▸ **TASK INSTRUCTIONS**
Check each line of the material below, and copy it if it holds the string "Fragen".

════════════════════

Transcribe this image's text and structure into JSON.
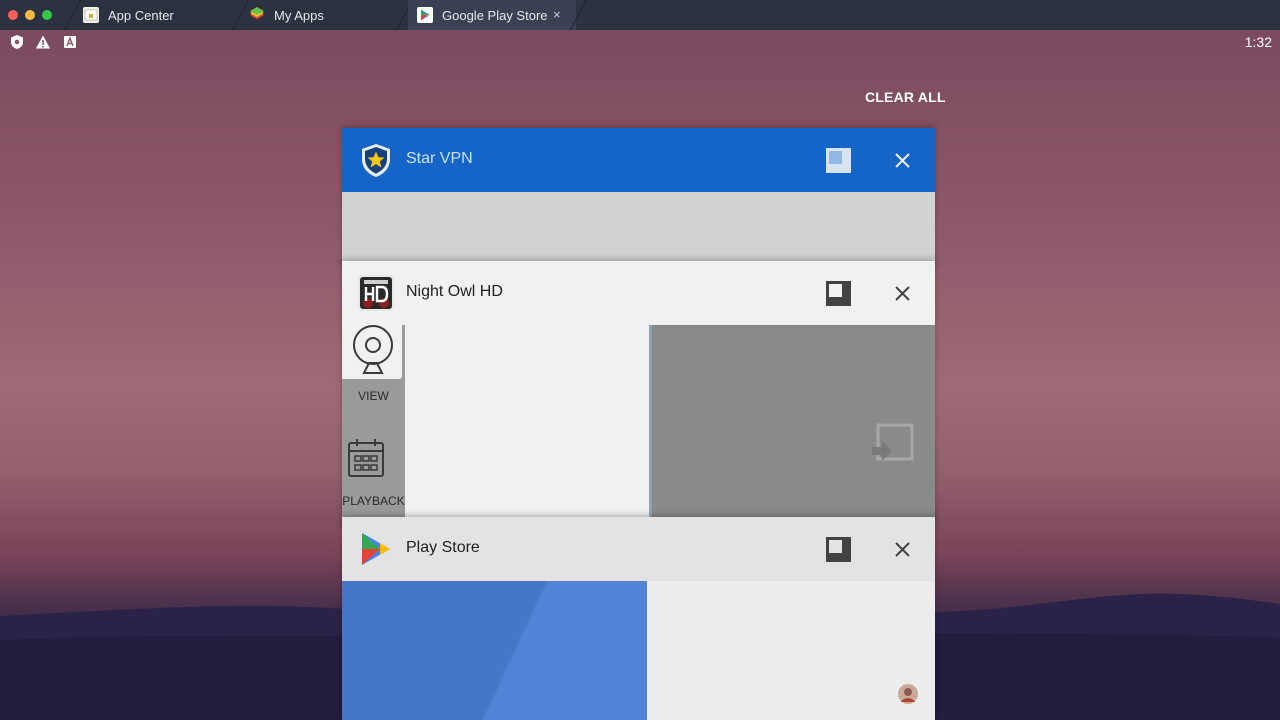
{
  "browser_tabs": [
    {
      "label": "App Center",
      "icon": "app-center-icon"
    },
    {
      "label": "My Apps",
      "icon": "my-apps-icon"
    },
    {
      "label": "Google Play Store",
      "icon": "play-store-icon",
      "active": true
    }
  ],
  "tab_close_glyph": "×",
  "status": {
    "time": "1:32"
  },
  "recents": {
    "clear_all": "CLEAR ALL",
    "cards": [
      {
        "title": "Star VPN",
        "header_color": "#1565c8",
        "title_color": "#cfe1f7"
      },
      {
        "title": "Night Owl HD",
        "header_color": "#f1f1f1",
        "title_color": "#212121",
        "preview": {
          "view_label": "VIEW",
          "playback_label": "PLAYBACK"
        }
      },
      {
        "title": "Play Store",
        "header_color": "#e3e3e3",
        "title_color": "#212121"
      }
    ]
  },
  "colors": {
    "accent_blue": "#1565c8",
    "play_blue": "#4a7bd2"
  }
}
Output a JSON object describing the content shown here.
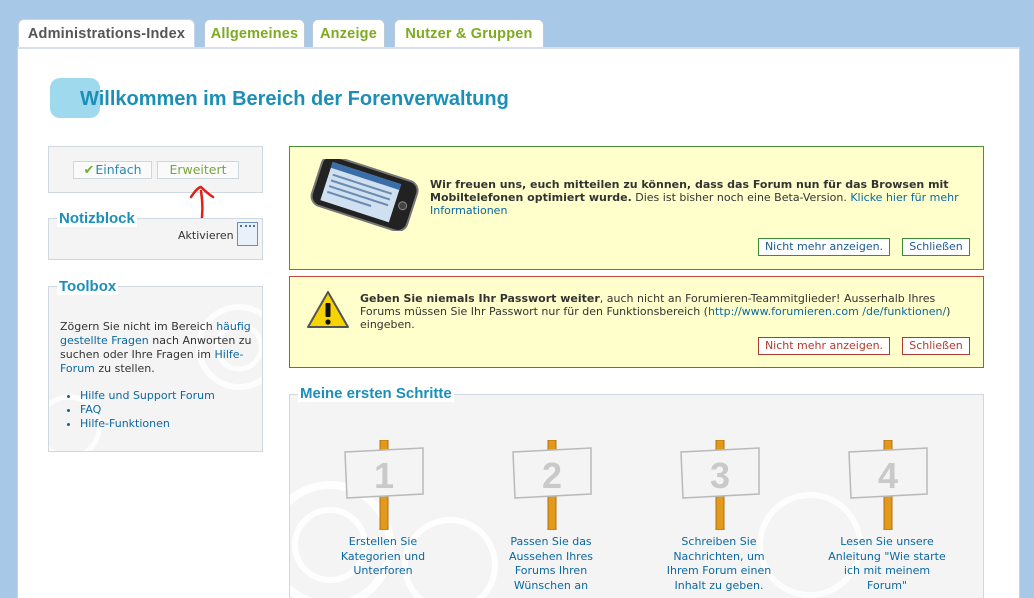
{
  "tabs": [
    {
      "label": "Administrations-Index",
      "active": true
    },
    {
      "label": "Allgemeines",
      "active": false
    },
    {
      "label": "Anzeige",
      "active": false
    },
    {
      "label": "Nutzer & Gruppen",
      "active": false
    }
  ],
  "welcome_title": "Willkommen im Bereich der Forenverwaltung",
  "mode": {
    "einfach": "Einfach",
    "erweitert": "Erweitert"
  },
  "notizblock": {
    "title": "Notizblock",
    "activate": "Aktivieren"
  },
  "toolbox": {
    "title": "Toolbox",
    "text_1": "Zögern Sie nicht im Bereich",
    "link_faq": "häufig gestellte Fragen",
    "text_2": " nach Anworten zu suchen oder Ihre Fragen im ",
    "link_forum": "Hilfe-Forum",
    "text_3": " zu stellen.",
    "links": [
      "Hilfe und Support Forum",
      "FAQ",
      "Hilfe-Funktionen"
    ]
  },
  "mobile_notice": {
    "bold": "Wir freuen uns, euch mitteilen zu können, dass das Forum nun für das Browsen mit Mobiltelefonen optimiert wurde.",
    "text": " Dies ist bisher noch eine Beta-Version. ",
    "link": "Klicke hier für mehr Informationen",
    "btn_hide": "Nicht mehr anzeigen.",
    "btn_close": "Schließen"
  },
  "password_notice": {
    "bold": "Geben Sie niemals Ihr Passwort weiter",
    "text": ", auch nicht an Forumieren-Teammitglieder! Ausserhalb Ihres Forums müssen Sie Ihr Passwort nur für den Funktionsbereich (",
    "link": "http://www.forumieren.com /de/funktionen/",
    "text_end": ") eingeben.",
    "btn_hide": "Nicht mehr anzeigen.",
    "btn_close": "Schließen"
  },
  "first_steps": {
    "title": "Meine ersten Schritte",
    "steps": [
      {
        "number": "1",
        "label": "Erstellen Sie Kategorien und Unterforen"
      },
      {
        "number": "2",
        "label": "Passen Sie das Aussehen Ihres Forums Ihren Wünschen an"
      },
      {
        "number": "3",
        "label": "Schreiben Sie Nachrichten, um Ihrem Forum einen Inhalt zu geben."
      },
      {
        "number": "4",
        "label": "Lesen Sie unsere Anleitung \"Wie starte ich mit meinem Forum\""
      }
    ]
  },
  "colors": {
    "accent": "#1c8fb8",
    "tab_green": "#7cab1f",
    "link": "#0b68a0",
    "notice_bg": "#ffffcc"
  }
}
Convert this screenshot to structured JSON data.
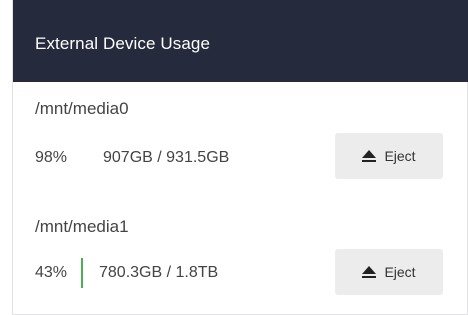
{
  "header": {
    "title": "External Device Usage"
  },
  "devices": [
    {
      "path": "/mnt/media0",
      "percent": "98%",
      "size": "907GB / 931.5GB",
      "eject_label": "Eject"
    },
    {
      "path": "/mnt/media1",
      "percent": "43%",
      "size": "780.3GB / 1.8TB",
      "eject_label": "Eject"
    }
  ],
  "colors": {
    "header_bg": "#262a3d",
    "usage_bar": "#4caf50",
    "button_bg": "#ececec"
  },
  "icons": {
    "eject": "eject-icon"
  }
}
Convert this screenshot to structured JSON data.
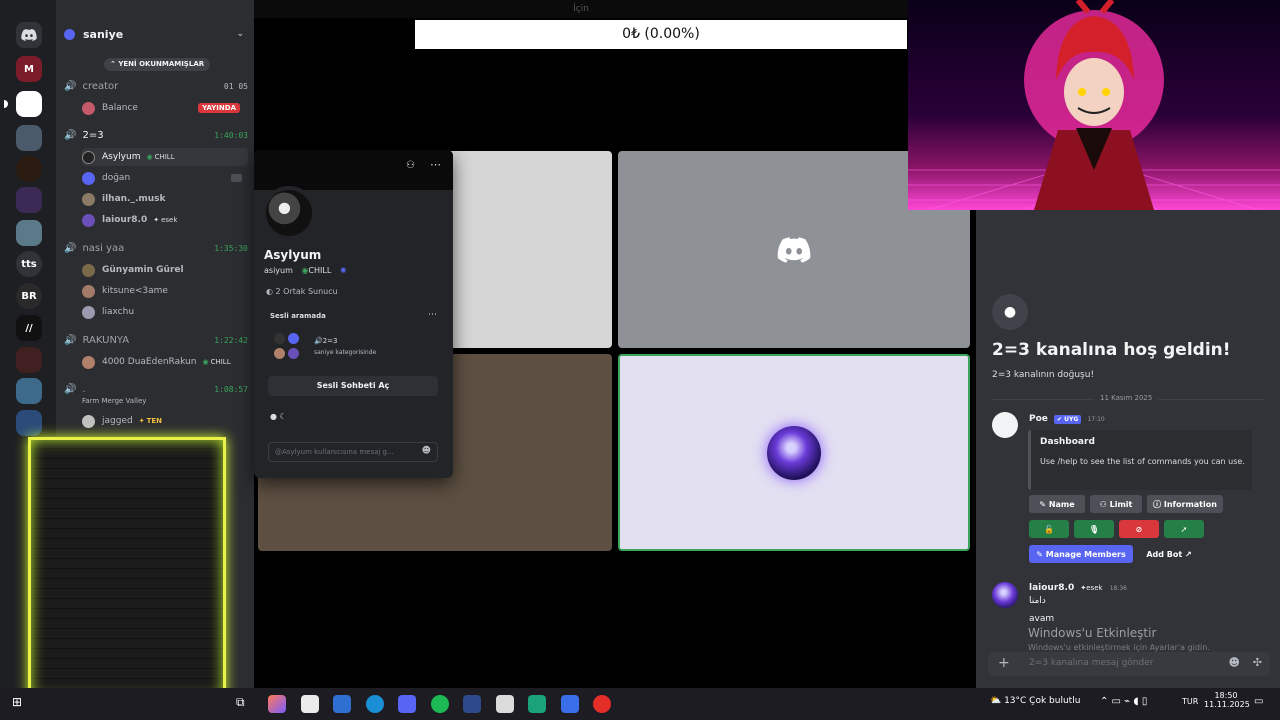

════════════════════

▸ **RESULT BELOW**
    "link_faq": "häufig gestellte Fragen",
    "text_2": " nach Anworten zu suchen oder Ihre Fragen im ",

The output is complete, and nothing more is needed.